+++ MATERIAL FOR THIS EXERCISE

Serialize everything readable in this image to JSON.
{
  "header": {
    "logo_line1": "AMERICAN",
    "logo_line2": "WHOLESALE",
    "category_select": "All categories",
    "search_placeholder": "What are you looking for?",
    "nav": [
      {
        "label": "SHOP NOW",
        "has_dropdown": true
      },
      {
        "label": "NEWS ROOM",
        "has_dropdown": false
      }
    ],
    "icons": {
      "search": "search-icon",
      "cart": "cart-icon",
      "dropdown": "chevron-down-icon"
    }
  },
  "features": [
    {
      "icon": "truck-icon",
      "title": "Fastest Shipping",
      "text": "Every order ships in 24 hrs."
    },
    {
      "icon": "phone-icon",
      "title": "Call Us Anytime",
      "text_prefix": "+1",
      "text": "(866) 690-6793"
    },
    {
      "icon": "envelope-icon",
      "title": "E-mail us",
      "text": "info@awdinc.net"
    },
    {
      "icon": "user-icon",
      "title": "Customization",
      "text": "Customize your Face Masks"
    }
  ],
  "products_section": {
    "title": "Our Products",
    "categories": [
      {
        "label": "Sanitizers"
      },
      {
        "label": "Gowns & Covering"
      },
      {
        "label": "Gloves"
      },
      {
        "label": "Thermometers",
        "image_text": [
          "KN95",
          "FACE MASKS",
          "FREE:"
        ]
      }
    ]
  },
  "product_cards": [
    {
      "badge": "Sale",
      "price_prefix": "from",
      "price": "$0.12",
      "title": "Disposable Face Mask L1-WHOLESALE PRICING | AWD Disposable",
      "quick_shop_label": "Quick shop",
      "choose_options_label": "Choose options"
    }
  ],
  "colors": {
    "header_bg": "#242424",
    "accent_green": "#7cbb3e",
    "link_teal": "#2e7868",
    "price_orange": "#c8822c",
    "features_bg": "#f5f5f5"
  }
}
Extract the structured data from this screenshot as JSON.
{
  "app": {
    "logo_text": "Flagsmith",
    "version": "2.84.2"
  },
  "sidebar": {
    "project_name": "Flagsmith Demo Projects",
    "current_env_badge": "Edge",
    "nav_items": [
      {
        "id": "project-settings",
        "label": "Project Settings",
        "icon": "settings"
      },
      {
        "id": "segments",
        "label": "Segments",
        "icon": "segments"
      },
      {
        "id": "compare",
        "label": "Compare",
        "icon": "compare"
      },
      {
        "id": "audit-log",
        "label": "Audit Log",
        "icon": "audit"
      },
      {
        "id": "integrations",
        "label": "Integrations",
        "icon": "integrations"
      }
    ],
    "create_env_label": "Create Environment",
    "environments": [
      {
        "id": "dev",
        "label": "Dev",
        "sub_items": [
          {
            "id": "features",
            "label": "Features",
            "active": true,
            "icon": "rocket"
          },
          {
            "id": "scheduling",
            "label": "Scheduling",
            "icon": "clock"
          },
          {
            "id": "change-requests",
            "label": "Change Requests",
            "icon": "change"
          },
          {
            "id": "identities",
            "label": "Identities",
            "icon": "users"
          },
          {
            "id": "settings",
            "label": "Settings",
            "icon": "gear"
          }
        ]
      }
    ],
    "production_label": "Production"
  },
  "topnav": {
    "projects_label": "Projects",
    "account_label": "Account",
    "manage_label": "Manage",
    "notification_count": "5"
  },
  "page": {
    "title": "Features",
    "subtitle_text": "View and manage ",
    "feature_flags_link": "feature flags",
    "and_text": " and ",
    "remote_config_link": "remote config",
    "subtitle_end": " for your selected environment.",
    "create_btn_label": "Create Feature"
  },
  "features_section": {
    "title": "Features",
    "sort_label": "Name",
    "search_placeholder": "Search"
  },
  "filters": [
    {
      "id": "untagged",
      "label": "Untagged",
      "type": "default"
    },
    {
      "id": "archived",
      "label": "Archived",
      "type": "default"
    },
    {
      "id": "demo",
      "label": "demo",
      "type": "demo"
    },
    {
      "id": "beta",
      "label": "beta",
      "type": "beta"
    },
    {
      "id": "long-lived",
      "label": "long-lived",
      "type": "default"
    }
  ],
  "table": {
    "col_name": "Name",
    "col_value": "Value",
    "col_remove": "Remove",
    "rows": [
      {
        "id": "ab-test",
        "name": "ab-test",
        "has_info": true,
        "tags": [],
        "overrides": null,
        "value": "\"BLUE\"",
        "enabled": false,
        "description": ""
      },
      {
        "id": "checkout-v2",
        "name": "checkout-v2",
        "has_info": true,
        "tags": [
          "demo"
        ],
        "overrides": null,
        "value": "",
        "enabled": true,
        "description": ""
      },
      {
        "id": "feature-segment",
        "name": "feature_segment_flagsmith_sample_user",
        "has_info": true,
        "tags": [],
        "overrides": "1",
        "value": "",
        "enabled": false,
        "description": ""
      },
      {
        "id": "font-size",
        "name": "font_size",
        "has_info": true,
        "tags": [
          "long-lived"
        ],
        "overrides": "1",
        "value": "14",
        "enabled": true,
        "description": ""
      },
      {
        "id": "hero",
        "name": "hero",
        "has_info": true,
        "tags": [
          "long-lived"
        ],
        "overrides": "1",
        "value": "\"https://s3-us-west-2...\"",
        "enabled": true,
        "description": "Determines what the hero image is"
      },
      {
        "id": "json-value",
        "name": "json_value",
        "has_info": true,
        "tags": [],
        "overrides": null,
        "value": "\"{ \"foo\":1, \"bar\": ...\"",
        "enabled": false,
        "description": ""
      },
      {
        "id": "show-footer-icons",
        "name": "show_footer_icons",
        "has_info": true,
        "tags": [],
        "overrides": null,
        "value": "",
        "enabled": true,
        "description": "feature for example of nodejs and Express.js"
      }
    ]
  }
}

++++++

### TO BE DONE:
Write out the whole listing exactly.

### THE RESPONSE:
Serialize everything readable in this image to JSON.
{
  "header": {
    "logo_line1": "AMERICAN",
    "logo_line2": "WHOLESALE",
    "category_select": "All categories",
    "search_placeholder": "What are you looking for?",
    "nav": [
      {
        "label": "SHOP NOW",
        "has_dropdown": true
      },
      {
        "label": "NEWS ROOM",
        "has_dropdown": false
      }
    ],
    "icons": {
      "search": "search-icon",
      "cart": "cart-icon",
      "dropdown": "chevron-down-icon"
    }
  },
  "features": [
    {
      "icon": "truck-icon",
      "title": "Fastest Shipping",
      "text": "Every order ships in 24 hrs."
    },
    {
      "icon": "phone-icon",
      "title": "Call Us Anytime",
      "text_prefix": "+1",
      "text": "(866) 690-6793"
    },
    {
      "icon": "envelope-icon",
      "title": "E-mail us",
      "text": "info@awdinc.net"
    },
    {
      "icon": "user-icon",
      "title": "Customization",
      "text": "Customize your Face Masks"
    }
  ],
  "products_section": {
    "title": "Our Products",
    "categories": [
      {
        "label": "Sanitizers"
      },
      {
        "label": "Gowns & Covering"
      },
      {
        "label": "Gloves"
      },
      {
        "label": "Thermometers",
        "image_text": [
          "KN95",
          "FACE MASKS",
          "FREE:"
        ]
      }
    ]
  },
  "product_cards": [
    {
      "badge": "Sale",
      "price_prefix": "from",
      "price": "$0.12",
      "title": "Disposable Face Mask L1-WHOLESALE PRICING | AWD Disposable",
      "quick_shop_label": "Quick shop",
      "choose_options_label": "Choose options"
    }
  ],
  "colors": {
    "header_bg": "#242424",
    "accent_green": "#7cbb3e",
    "link_teal": "#2e7868",
    "price_orange": "#c8822c",
    "features_bg": "#f5f5f5"
  }
}
Extract the structured data from this screenshot as JSON.
{
  "app": {
    "logo_text": "Flagsmith",
    "version": "2.84.2"
  },
  "sidebar": {
    "project_name": "Flagsmith Demo Projects",
    "current_env_badge": "Edge",
    "nav_items": [
      {
        "id": "project-settings",
        "label": "Project Settings",
        "icon": "settings"
      },
      {
        "id": "segments",
        "label": "Segments",
        "icon": "segments"
      },
      {
        "id": "compare",
        "label": "Compare",
        "icon": "compare"
      },
      {
        "id": "audit-log",
        "label": "Audit Log",
        "icon": "audit"
      },
      {
        "id": "integrations",
        "label": "Integrations",
        "icon": "integrations"
      }
    ],
    "create_env_label": "Create Environment",
    "environments": [
      {
        "id": "dev",
        "label": "Dev",
        "sub_items": [
          {
            "id": "features",
            "label": "Features",
            "active": true,
            "icon": "rocket"
          },
          {
            "id": "scheduling",
            "label": "Scheduling",
            "icon": "clock"
          },
          {
            "id": "change-requests",
            "label": "Change Requests",
            "icon": "change"
          },
          {
            "id": "identities",
            "label": "Identities",
            "icon": "users"
          },
          {
            "id": "settings",
            "label": "Settings",
            "icon": "gear"
          }
        ]
      }
    ],
    "production_label": "Production"
  },
  "topnav": {
    "projects_label": "Projects",
    "account_label": "Account",
    "manage_label": "Manage",
    "notification_count": "5"
  },
  "page": {
    "title": "Features",
    "subtitle_text": "View and manage ",
    "feature_flags_link": "feature flags",
    "and_text": " and ",
    "remote_config_link": "remote config",
    "subtitle_end": " for your selected environment.",
    "create_btn_label": "Create Feature"
  },
  "features_section": {
    "title": "Features",
    "sort_label": "Name",
    "search_placeholder": "Search"
  },
  "filters": [
    {
      "id": "untagged",
      "label": "Untagged",
      "type": "default"
    },
    {
      "id": "archived",
      "label": "Archived",
      "type": "default"
    },
    {
      "id": "demo",
      "label": "demo",
      "type": "demo"
    },
    {
      "id": "beta",
      "label": "beta",
      "type": "beta"
    },
    {
      "id": "long-lived",
      "label": "long-lived",
      "type": "default"
    }
  ],
  "table": {
    "col_name": "Name",
    "col_value": "Value",
    "col_remove": "Remove",
    "rows": [
      {
        "id": "ab-test",
        "name": "ab-test",
        "has_info": true,
        "tags": [],
        "overrides": null,
        "value": "\"BLUE\"",
        "enabled": false,
        "description": ""
      },
      {
        "id": "checkout-v2",
        "name": "checkout-v2",
        "has_info": true,
        "tags": [
          "demo"
        ],
        "overrides": null,
        "value": "",
        "enabled": true,
        "description": ""
      },
      {
        "id": "feature-segment",
        "name": "feature_segment_flagsmith_sample_user",
        "has_info": true,
        "tags": [],
        "overrides": "1",
        "value": "",
        "enabled": false,
        "description": ""
      },
      {
        "id": "font-size",
        "name": "font_size",
        "has_info": true,
        "tags": [
          "long-lived"
        ],
        "overrides": "1",
        "value": "14",
        "enabled": true,
        "description": ""
      },
      {
        "id": "hero",
        "name": "hero",
        "has_info": true,
        "tags": [
          "long-lived"
        ],
        "overrides": "1",
        "value": "\"https://s3-us-west-2...\"",
        "enabled": true,
        "description": "Determines what the hero image is"
      },
      {
        "id": "json-value",
        "name": "json_value",
        "has_info": true,
        "tags": [],
        "overrides": null,
        "value": "\"{ \"foo\":1, \"bar\": ...\"",
        "enabled": false,
        "description": ""
      },
      {
        "id": "show-footer-icons",
        "name": "show_footer_icons",
        "has_info": true,
        "tags": [],
        "overrides": null,
        "value": "",
        "enabled": true,
        "description": "feature for example of nodejs and Express.js"
      }
    ]
  }
}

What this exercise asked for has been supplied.